──────── Records for the task

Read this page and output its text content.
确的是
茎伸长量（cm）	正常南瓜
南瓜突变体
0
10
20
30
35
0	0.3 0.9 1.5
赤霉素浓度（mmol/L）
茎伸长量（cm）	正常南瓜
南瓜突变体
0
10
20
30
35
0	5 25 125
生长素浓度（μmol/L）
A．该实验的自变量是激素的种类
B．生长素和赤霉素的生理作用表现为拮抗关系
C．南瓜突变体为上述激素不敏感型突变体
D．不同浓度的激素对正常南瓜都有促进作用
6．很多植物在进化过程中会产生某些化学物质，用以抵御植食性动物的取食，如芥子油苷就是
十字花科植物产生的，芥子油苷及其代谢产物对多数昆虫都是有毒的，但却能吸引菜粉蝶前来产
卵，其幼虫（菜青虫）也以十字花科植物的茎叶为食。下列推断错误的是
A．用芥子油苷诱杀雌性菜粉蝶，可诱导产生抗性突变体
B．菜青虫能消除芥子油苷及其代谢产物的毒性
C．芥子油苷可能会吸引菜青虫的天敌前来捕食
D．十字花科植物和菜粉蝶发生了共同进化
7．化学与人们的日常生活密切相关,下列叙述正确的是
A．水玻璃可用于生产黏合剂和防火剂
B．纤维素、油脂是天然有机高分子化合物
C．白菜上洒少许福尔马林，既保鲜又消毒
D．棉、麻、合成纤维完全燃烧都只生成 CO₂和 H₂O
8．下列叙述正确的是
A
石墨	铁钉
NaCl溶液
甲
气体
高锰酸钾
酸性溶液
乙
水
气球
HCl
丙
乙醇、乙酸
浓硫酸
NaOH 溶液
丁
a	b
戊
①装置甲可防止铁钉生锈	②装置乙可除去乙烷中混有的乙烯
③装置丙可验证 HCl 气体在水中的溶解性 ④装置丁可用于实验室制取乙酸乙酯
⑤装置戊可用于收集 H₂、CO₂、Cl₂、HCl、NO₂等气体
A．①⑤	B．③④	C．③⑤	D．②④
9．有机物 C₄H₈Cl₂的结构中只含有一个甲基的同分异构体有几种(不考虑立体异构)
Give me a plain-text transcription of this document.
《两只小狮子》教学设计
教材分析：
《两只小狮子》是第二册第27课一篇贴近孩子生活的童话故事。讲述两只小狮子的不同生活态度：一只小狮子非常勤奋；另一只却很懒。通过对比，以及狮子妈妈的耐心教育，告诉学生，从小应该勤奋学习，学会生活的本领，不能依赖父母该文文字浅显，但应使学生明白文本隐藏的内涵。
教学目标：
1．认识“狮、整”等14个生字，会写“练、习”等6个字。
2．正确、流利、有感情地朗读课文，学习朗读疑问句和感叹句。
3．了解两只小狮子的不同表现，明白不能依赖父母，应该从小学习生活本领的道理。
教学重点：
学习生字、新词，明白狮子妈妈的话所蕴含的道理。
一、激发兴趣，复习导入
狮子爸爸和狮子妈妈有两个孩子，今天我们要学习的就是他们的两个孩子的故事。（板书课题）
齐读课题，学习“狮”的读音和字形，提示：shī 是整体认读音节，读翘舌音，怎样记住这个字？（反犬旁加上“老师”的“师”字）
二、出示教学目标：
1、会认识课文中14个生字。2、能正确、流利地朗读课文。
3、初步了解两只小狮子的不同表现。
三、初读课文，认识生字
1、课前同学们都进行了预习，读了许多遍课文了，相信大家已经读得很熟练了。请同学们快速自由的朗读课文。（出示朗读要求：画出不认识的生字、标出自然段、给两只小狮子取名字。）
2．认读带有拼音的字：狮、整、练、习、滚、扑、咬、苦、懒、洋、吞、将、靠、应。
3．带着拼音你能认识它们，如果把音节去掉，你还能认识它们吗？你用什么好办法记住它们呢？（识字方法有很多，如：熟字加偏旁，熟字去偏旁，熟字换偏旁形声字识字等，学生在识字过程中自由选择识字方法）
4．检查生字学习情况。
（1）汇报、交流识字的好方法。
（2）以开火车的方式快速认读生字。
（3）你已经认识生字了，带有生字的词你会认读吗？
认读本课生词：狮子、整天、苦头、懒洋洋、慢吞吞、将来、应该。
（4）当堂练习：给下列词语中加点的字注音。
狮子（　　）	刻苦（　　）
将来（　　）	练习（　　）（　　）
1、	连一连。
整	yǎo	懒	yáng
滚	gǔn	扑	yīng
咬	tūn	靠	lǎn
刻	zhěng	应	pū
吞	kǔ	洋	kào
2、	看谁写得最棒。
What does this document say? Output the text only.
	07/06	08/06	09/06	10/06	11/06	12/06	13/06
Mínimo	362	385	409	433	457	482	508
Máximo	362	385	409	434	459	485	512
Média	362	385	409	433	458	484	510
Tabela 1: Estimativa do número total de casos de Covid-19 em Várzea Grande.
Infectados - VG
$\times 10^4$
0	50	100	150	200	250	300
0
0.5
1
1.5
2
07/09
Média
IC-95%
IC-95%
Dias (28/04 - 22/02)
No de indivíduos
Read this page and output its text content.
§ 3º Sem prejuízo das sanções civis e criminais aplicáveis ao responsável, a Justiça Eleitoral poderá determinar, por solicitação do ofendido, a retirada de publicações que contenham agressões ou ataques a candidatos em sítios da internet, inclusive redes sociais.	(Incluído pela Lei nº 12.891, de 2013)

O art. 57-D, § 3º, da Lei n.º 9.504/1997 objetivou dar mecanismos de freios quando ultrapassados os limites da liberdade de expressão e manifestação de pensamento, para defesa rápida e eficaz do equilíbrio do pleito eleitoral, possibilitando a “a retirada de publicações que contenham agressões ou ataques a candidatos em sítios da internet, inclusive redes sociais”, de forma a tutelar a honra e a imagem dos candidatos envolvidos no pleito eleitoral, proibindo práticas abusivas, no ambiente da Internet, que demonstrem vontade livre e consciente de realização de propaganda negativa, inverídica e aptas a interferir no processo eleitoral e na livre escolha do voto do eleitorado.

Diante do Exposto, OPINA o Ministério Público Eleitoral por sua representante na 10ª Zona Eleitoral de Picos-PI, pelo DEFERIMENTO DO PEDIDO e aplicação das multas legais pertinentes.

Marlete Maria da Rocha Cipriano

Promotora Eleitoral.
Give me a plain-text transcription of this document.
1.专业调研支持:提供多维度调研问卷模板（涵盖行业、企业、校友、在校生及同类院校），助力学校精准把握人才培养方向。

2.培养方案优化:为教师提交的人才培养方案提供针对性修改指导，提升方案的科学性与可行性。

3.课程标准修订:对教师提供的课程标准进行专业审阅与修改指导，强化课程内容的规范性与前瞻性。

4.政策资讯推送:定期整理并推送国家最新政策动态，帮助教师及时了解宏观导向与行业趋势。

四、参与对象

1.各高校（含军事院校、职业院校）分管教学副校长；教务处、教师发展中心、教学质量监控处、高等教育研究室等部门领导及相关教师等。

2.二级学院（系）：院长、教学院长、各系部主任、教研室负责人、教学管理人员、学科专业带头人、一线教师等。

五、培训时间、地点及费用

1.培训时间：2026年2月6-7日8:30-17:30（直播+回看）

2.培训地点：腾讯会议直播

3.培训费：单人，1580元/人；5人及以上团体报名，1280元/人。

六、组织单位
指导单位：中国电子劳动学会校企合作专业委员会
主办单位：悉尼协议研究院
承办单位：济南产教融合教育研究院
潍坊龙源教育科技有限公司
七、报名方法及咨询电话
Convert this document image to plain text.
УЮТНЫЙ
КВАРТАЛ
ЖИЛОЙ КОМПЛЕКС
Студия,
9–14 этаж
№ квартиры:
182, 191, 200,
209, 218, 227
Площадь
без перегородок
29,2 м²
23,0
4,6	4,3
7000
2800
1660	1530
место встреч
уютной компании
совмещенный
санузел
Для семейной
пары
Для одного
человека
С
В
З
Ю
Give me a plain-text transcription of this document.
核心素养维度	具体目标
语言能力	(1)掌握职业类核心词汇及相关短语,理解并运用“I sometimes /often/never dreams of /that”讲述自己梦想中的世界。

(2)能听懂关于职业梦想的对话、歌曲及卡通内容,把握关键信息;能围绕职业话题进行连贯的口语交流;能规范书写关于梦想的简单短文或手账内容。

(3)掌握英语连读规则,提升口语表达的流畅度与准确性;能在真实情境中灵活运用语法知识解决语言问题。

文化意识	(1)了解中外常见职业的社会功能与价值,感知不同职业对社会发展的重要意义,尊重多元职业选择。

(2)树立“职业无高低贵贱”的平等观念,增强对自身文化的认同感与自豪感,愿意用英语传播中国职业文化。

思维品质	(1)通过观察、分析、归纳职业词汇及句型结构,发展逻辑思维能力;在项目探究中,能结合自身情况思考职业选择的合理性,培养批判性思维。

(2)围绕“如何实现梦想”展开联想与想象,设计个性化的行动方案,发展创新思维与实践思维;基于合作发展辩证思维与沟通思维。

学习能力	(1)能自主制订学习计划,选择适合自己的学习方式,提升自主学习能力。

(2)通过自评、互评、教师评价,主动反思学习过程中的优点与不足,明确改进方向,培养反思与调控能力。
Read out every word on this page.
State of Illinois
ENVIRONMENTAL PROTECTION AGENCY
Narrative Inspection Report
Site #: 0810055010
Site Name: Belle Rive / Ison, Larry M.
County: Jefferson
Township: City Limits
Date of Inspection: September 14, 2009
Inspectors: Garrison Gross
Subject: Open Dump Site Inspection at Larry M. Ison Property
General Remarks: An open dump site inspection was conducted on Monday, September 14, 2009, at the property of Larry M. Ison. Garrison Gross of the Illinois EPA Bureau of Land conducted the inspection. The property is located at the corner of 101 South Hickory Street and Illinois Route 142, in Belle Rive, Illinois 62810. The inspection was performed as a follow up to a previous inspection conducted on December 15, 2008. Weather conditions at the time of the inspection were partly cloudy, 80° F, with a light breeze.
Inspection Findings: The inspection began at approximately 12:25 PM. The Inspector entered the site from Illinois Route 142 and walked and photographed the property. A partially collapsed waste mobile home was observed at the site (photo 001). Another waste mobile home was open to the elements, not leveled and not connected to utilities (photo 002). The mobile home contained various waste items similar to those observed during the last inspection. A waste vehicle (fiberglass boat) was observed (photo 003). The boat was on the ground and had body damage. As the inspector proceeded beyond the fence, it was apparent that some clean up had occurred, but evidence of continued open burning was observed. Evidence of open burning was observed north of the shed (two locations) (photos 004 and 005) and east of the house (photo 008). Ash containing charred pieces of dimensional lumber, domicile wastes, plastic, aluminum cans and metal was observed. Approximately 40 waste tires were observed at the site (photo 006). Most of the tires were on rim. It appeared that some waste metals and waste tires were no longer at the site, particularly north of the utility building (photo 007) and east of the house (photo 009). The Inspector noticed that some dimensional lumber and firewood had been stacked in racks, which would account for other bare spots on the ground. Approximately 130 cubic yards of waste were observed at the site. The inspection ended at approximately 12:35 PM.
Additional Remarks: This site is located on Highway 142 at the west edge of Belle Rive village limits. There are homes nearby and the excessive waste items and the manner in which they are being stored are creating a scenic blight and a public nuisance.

────────────────

Which lines contain the word "publicações"? Copy each one.

Expected output:
§ 3º Sem prejuízo das sanções civis e criminais aplicáveis ao responsável, a Justiça Eleitoral poderá determinar, por solicitação do ofendido, a retirada de publicações que contenham agressões ou ataques a candidatos em sítios da internet, inclusive redes sociais.	(Incluído pela Lei nº 12.891, de 2013)
O art. 57-D, § 3º, da Lei n.º 9.504/1997 objetivou dar mecanismos de freios quando ultrapassados os limites da liberdade de expressão e manifestação de pensamento, para defesa rápida e eficaz do equilíbrio do pleito eleitoral, possibilitando a “a retirada de publicações que contenham agressões ou ataques a candidatos em sítios da internet, inclusive redes sociais”, de forma a tutelar a honra e a imagem dos candidatos envolvidos no pleito eleitoral, proibindo práticas abusivas, no ambiente da Internet, que demonstrem vontade livre e consciente de realização de propaganda negativa, inverídica e aptas a interferir no processo eleitoral e na livre escolha do voto do eleitorado.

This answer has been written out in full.